Task objective: Write the number of lines holding the word "gwella", and nothing else.

Records from a data source:
================

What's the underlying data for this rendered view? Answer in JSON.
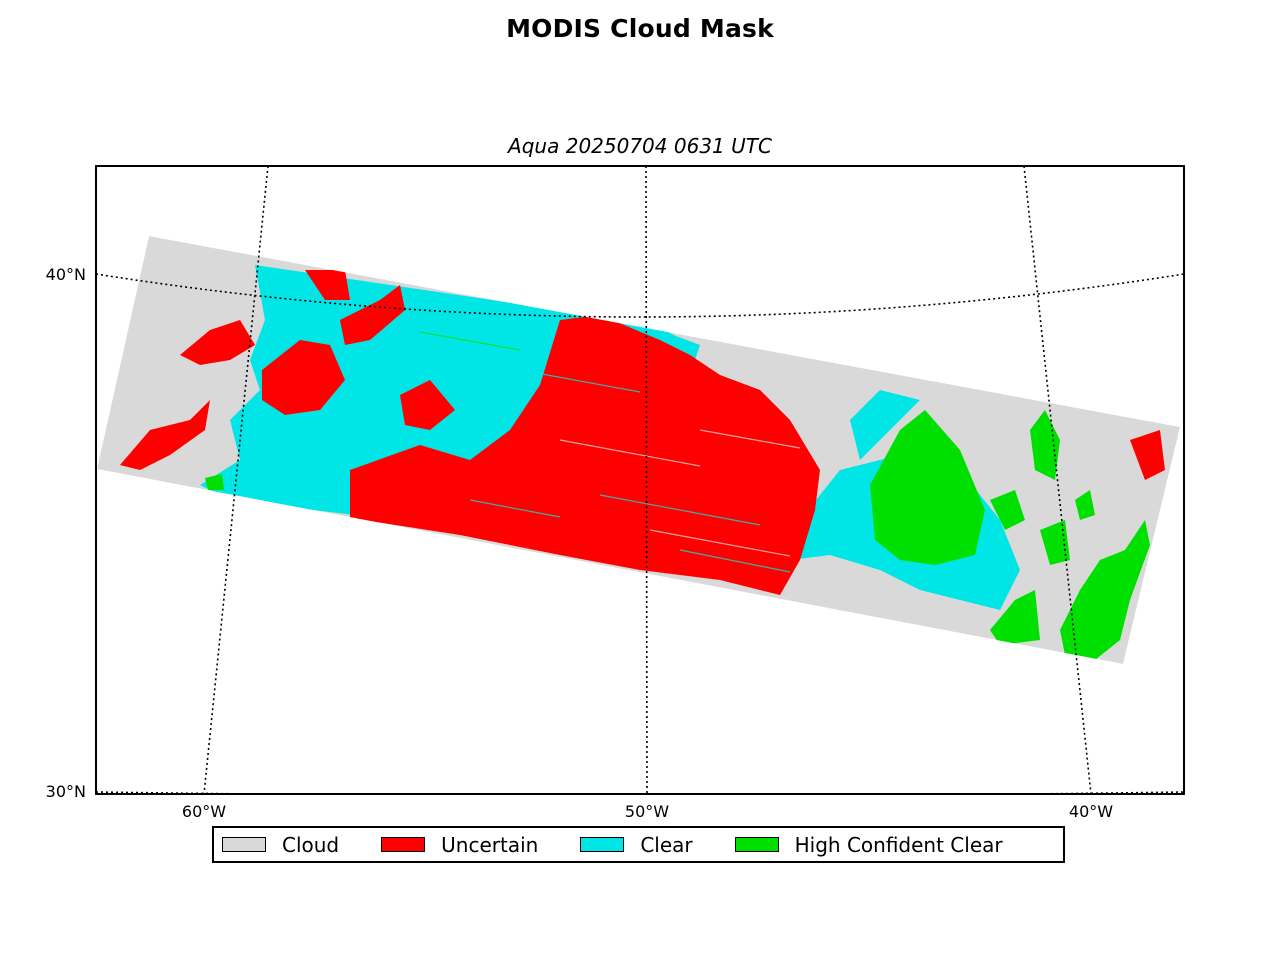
{
  "title": "MODIS Cloud Mask",
  "subtitle": "Aqua 20250704 0631 UTC",
  "lat_labels": [
    "40°N",
    "30°N"
  ],
  "lon_labels": [
    "60°W",
    "50°W",
    "40°W"
  ],
  "legend": [
    {
      "label": "Cloud",
      "color": "#d9d9d9"
    },
    {
      "label": "Uncertain",
      "color": "#ff0000"
    },
    {
      "label": "Clear",
      "color": "#00e5e5"
    },
    {
      "label": "High Confident Clear",
      "color": "#00e000"
    }
  ]
}
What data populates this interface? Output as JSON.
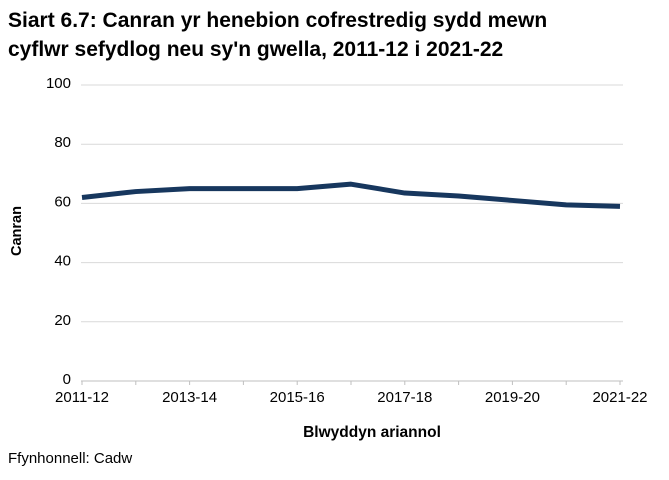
{
  "title_line1": "Siart 6.7: Canran yr henebion cofrestredig sydd mewn",
  "title_line2": "cyflwr sefydlog neu sy'n gwella, 2011-12 i 2021-22",
  "source": "Ffynhonnell: Cadw",
  "colors": {
    "line": "#17375e",
    "gridline": "#d9d9d9",
    "axis": "#bfbfbf",
    "text": "#000000"
  },
  "chart_data": {
    "type": "line",
    "title": "Siart 6.7: Canran yr henebion cofrestredig sydd mewn cyflwr sefydlog neu sy'n gwella, 2011-12 i 2021-22",
    "categories": [
      "2011-12",
      "2012-13",
      "2013-14",
      "2014-15",
      "2015-16",
      "2016-17",
      "2017-18",
      "2018-19",
      "2019-20",
      "2020-21",
      "2021-22"
    ],
    "values": [
      62,
      64,
      65,
      65,
      65,
      66.5,
      63.5,
      62.5,
      61,
      59.5,
      59
    ],
    "xlabel": "Blwyddyn ariannol",
    "ylabel": "Canran",
    "ylim": [
      0,
      100
    ],
    "yticks": [
      0,
      20,
      40,
      60,
      80,
      100
    ],
    "xticks_shown": [
      "2011-12",
      "2013-14",
      "2015-16",
      "2017-18",
      "2019-20",
      "2021-22"
    ],
    "grid": true,
    "legend": "none"
  }
}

================

Exercise solution: 2